▶ _OBJECTIVE_: Retype all material exactly. Pictures stay out of the copy.

▶ _ROWS_:

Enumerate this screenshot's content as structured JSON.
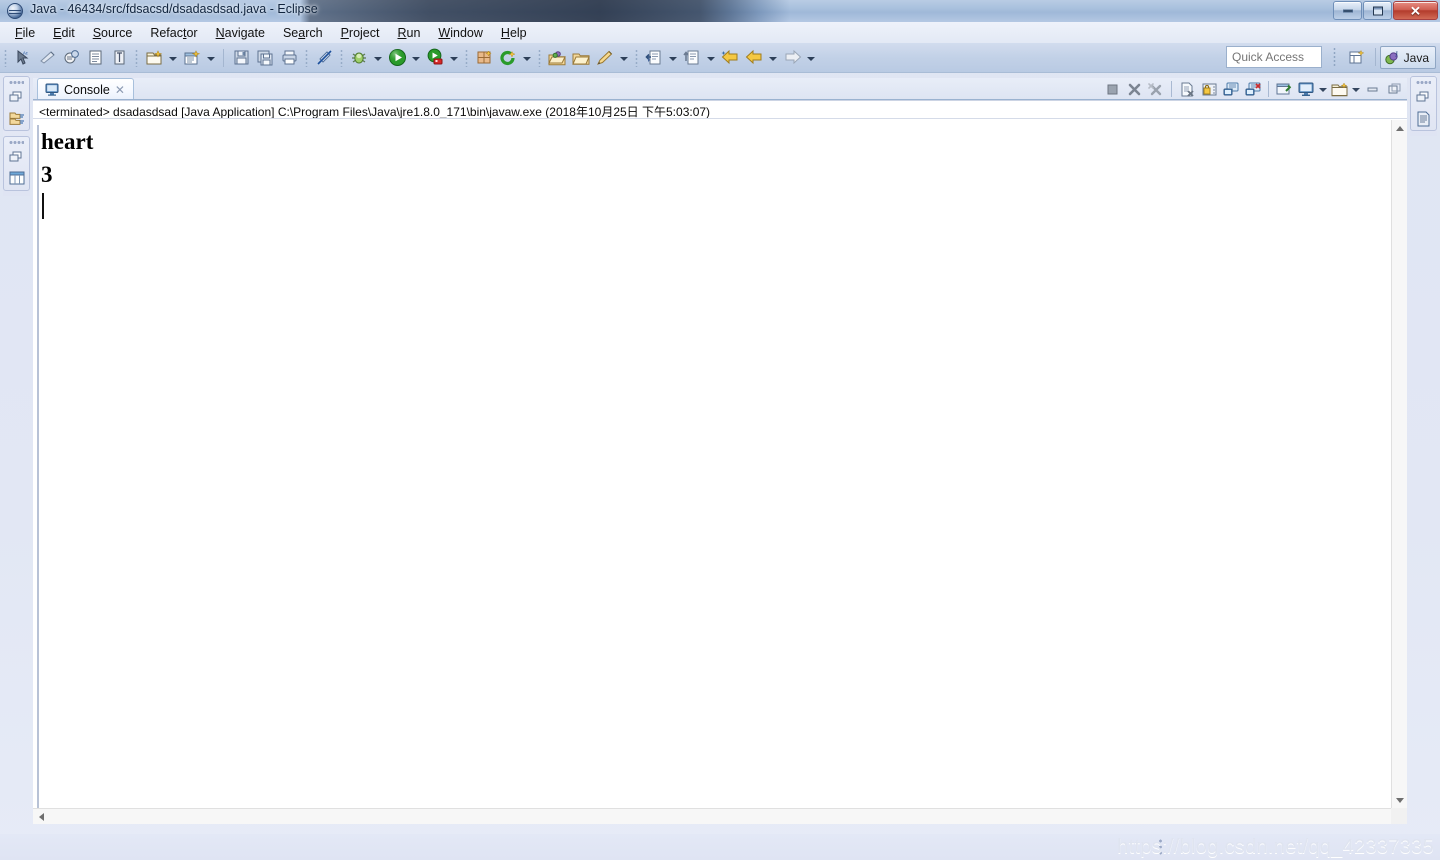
{
  "window": {
    "title": "Java - 46434/src/fdsacsd/dsadasdsad.java - Eclipse",
    "app_icon": "eclipse-icon",
    "minimize_label": "",
    "maximize_label": "",
    "close_label": "✕"
  },
  "menubar": {
    "items": [
      {
        "label": "File",
        "mnemonic": "F"
      },
      {
        "label": "Edit",
        "mnemonic": "E"
      },
      {
        "label": "Source",
        "mnemonic": "S"
      },
      {
        "label": "Refactor",
        "mnemonic": "t"
      },
      {
        "label": "Navigate",
        "mnemonic": "N"
      },
      {
        "label": "Search",
        "mnemonic": "a"
      },
      {
        "label": "Project",
        "mnemonic": "P"
      },
      {
        "label": "Run",
        "mnemonic": "R"
      },
      {
        "label": "Window",
        "mnemonic": "W"
      },
      {
        "label": "Help",
        "mnemonic": "H"
      }
    ]
  },
  "toolbar": {
    "buttons": [
      {
        "name": "toggle-mark-occurrences-icon",
        "tooltip": "Toggle Mark Occurrences"
      },
      {
        "name": "skip-all-breakpoints-icon",
        "tooltip": "Skip All Breakpoints"
      },
      {
        "name": "new-java-class-icon",
        "tooltip": "New Java Class"
      },
      {
        "name": "open-task-icon",
        "tooltip": "Open Task"
      },
      {
        "name": "toggle-block-selection-icon",
        "tooltip": "Toggle Block Selection"
      },
      {
        "name": "new-wizard-icon",
        "tooltip": "New"
      },
      {
        "name": "new-java-package-icon",
        "tooltip": "New Java Package"
      },
      {
        "name": "save-icon",
        "tooltip": "Save"
      },
      {
        "name": "save-all-icon",
        "tooltip": "Save All"
      },
      {
        "name": "print-icon",
        "tooltip": "Print"
      },
      {
        "name": "no-annotations-icon",
        "tooltip": "Toggle Annotations"
      },
      {
        "name": "debug-icon",
        "tooltip": "Debug"
      },
      {
        "name": "run-icon",
        "tooltip": "Run"
      },
      {
        "name": "run-external-tools-icon",
        "tooltip": "External Tools"
      },
      {
        "name": "new-java-project-icon",
        "tooltip": "New Java Project"
      },
      {
        "name": "coverage-icon",
        "tooltip": "Coverage"
      },
      {
        "name": "open-type-icon",
        "tooltip": "Open Type"
      },
      {
        "name": "open-task-folder-icon",
        "tooltip": "Open Task"
      },
      {
        "name": "pencil-edit-icon",
        "tooltip": "Edit"
      },
      {
        "name": "next-annotation-icon",
        "tooltip": "Next Annotation"
      },
      {
        "name": "previous-annotation-icon",
        "tooltip": "Previous Annotation"
      },
      {
        "name": "back-history-icon",
        "tooltip": "Back"
      },
      {
        "name": "forward-history-icon",
        "tooltip": "Forward"
      }
    ],
    "quick_access_placeholder": "Quick Access",
    "open_perspective_icon": "open-perspective-icon",
    "perspective": {
      "label": "Java",
      "icon": "java-perspective-icon"
    }
  },
  "left_fastview": {
    "groups": [
      {
        "name": "restore-group-1",
        "icons": [
          "restore-icon",
          "package-explorer-icon"
        ]
      },
      {
        "name": "restore-group-2",
        "icons": [
          "restore-icon",
          "outline-view-icon"
        ]
      }
    ]
  },
  "right_fastview": {
    "groups": [
      {
        "name": "restore-group-3",
        "icons": [
          "restore-icon",
          "task-list-icon"
        ]
      }
    ]
  },
  "console": {
    "tab": {
      "label": "Console",
      "icon": "console-monitor-icon",
      "close": "✕"
    },
    "view_toolbar": [
      {
        "name": "terminate-icon",
        "tooltip": "Terminate"
      },
      {
        "name": "remove-launch-icon",
        "tooltip": "Remove Launch"
      },
      {
        "name": "remove-all-terminated-icon",
        "tooltip": "Remove All Terminated Launches"
      },
      {
        "name": "clear-console-icon",
        "tooltip": "Clear Console"
      },
      {
        "name": "scroll-lock-icon",
        "tooltip": "Scroll Lock"
      },
      {
        "name": "show-console-on-output-icon",
        "tooltip": "Show Console When Standard Out Changes"
      },
      {
        "name": "show-console-on-error-icon",
        "tooltip": "Show Console When Standard Error Changes"
      },
      {
        "name": "pin-console-icon",
        "tooltip": "Pin Console"
      },
      {
        "name": "display-selected-console-icon",
        "tooltip": "Display Selected Console"
      },
      {
        "name": "open-console-icon",
        "tooltip": "Open Console"
      },
      {
        "name": "minimize-view-icon",
        "tooltip": "Minimize"
      },
      {
        "name": "maximize-view-icon",
        "tooltip": "Maximize"
      }
    ],
    "process_line": "<terminated> dsadasdsad [Java Application] C:\\Program Files\\Java\\jre1.8.0_171\\bin\\javaw.exe (2018年10月25日 下午5:03:07)",
    "output_lines": [
      "heart",
      "3"
    ]
  },
  "statusbar": {
    "watermark": "https://blog.csdn.net/qq_42337335"
  },
  "colors": {
    "titlebar_text": "#10243e",
    "toolbar_bg": "#c2d1e7",
    "close_button": "#b33c2c",
    "console_bg": "#ffffff",
    "accent": "#3a6ea5"
  }
}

▶ _COMPLETE OUTPUT_:
Enumerate this screenshot's content as structured JSON.
{
  "window": {
    "title": "Java - 46434/src/fdsacsd/dsadasdsad.java - Eclipse",
    "app_icon": "eclipse-icon",
    "minimize_label": "",
    "maximize_label": "",
    "close_label": "✕"
  },
  "menubar": {
    "items": [
      {
        "label": "File",
        "mnemonic": "F"
      },
      {
        "label": "Edit",
        "mnemonic": "E"
      },
      {
        "label": "Source",
        "mnemonic": "S"
      },
      {
        "label": "Refactor",
        "mnemonic": "t"
      },
      {
        "label": "Navigate",
        "mnemonic": "N"
      },
      {
        "label": "Search",
        "mnemonic": "a"
      },
      {
        "label": "Project",
        "mnemonic": "P"
      },
      {
        "label": "Run",
        "mnemonic": "R"
      },
      {
        "label": "Window",
        "mnemonic": "W"
      },
      {
        "label": "Help",
        "mnemonic": "H"
      }
    ]
  },
  "toolbar": {
    "buttons": [
      {
        "name": "toggle-mark-occurrences-icon",
        "tooltip": "Toggle Mark Occurrences"
      },
      {
        "name": "skip-all-breakpoints-icon",
        "tooltip": "Skip All Breakpoints"
      },
      {
        "name": "new-java-class-icon",
        "tooltip": "New Java Class"
      },
      {
        "name": "open-task-icon",
        "tooltip": "Open Task"
      },
      {
        "name": "toggle-block-selection-icon",
        "tooltip": "Toggle Block Selection"
      },
      {
        "name": "new-wizard-icon",
        "tooltip": "New"
      },
      {
        "name": "new-java-package-icon",
        "tooltip": "New Java Package"
      },
      {
        "name": "save-icon",
        "tooltip": "Save"
      },
      {
        "name": "save-all-icon",
        "tooltip": "Save All"
      },
      {
        "name": "print-icon",
        "tooltip": "Print"
      },
      {
        "name": "no-annotations-icon",
        "tooltip": "Toggle Annotations"
      },
      {
        "name": "debug-icon",
        "tooltip": "Debug"
      },
      {
        "name": "run-icon",
        "tooltip": "Run"
      },
      {
        "name": "run-external-tools-icon",
        "tooltip": "External Tools"
      },
      {
        "name": "new-java-project-icon",
        "tooltip": "New Java Project"
      },
      {
        "name": "coverage-icon",
        "tooltip": "Coverage"
      },
      {
        "name": "open-type-icon",
        "tooltip": "Open Type"
      },
      {
        "name": "open-task-folder-icon",
        "tooltip": "Open Task"
      },
      {
        "name": "pencil-edit-icon",
        "tooltip": "Edit"
      },
      {
        "name": "next-annotation-icon",
        "tooltip": "Next Annotation"
      },
      {
        "name": "previous-annotation-icon",
        "tooltip": "Previous Annotation"
      },
      {
        "name": "back-history-icon",
        "tooltip": "Back"
      },
      {
        "name": "forward-history-icon",
        "tooltip": "Forward"
      }
    ],
    "quick_access_placeholder": "Quick Access",
    "open_perspective_icon": "open-perspective-icon",
    "perspective": {
      "label": "Java",
      "icon": "java-perspective-icon"
    }
  },
  "left_fastview": {
    "groups": [
      {
        "name": "restore-group-1",
        "icons": [
          "restore-icon",
          "package-explorer-icon"
        ]
      },
      {
        "name": "restore-group-2",
        "icons": [
          "restore-icon",
          "outline-view-icon"
        ]
      }
    ]
  },
  "right_fastview": {
    "groups": [
      {
        "name": "restore-group-3",
        "icons": [
          "restore-icon",
          "task-list-icon"
        ]
      }
    ]
  },
  "console": {
    "tab": {
      "label": "Console",
      "icon": "console-monitor-icon",
      "close": "✕"
    },
    "view_toolbar": [
      {
        "name": "terminate-icon",
        "tooltip": "Terminate"
      },
      {
        "name": "remove-launch-icon",
        "tooltip": "Remove Launch"
      },
      {
        "name": "remove-all-terminated-icon",
        "tooltip": "Remove All Terminated Launches"
      },
      {
        "name": "clear-console-icon",
        "tooltip": "Clear Console"
      },
      {
        "name": "scroll-lock-icon",
        "tooltip": "Scroll Lock"
      },
      {
        "name": "show-console-on-output-icon",
        "tooltip": "Show Console When Standard Out Changes"
      },
      {
        "name": "show-console-on-error-icon",
        "tooltip": "Show Console When Standard Error Changes"
      },
      {
        "name": "pin-console-icon",
        "tooltip": "Pin Console"
      },
      {
        "name": "display-selected-console-icon",
        "tooltip": "Display Selected Console"
      },
      {
        "name": "open-console-icon",
        "tooltip": "Open Console"
      },
      {
        "name": "minimize-view-icon",
        "tooltip": "Minimize"
      },
      {
        "name": "maximize-view-icon",
        "tooltip": "Maximize"
      }
    ],
    "process_line": "<terminated> dsadasdsad [Java Application] C:\\Program Files\\Java\\jre1.8.0_171\\bin\\javaw.exe (2018年10月25日 下午5:03:07)",
    "output_lines": [
      "heart",
      "3"
    ]
  },
  "statusbar": {
    "watermark": "https://blog.csdn.net/qq_42337335"
  },
  "colors": {
    "titlebar_text": "#10243e",
    "toolbar_bg": "#c2d1e7",
    "close_button": "#b33c2c",
    "console_bg": "#ffffff",
    "accent": "#3a6ea5"
  }
}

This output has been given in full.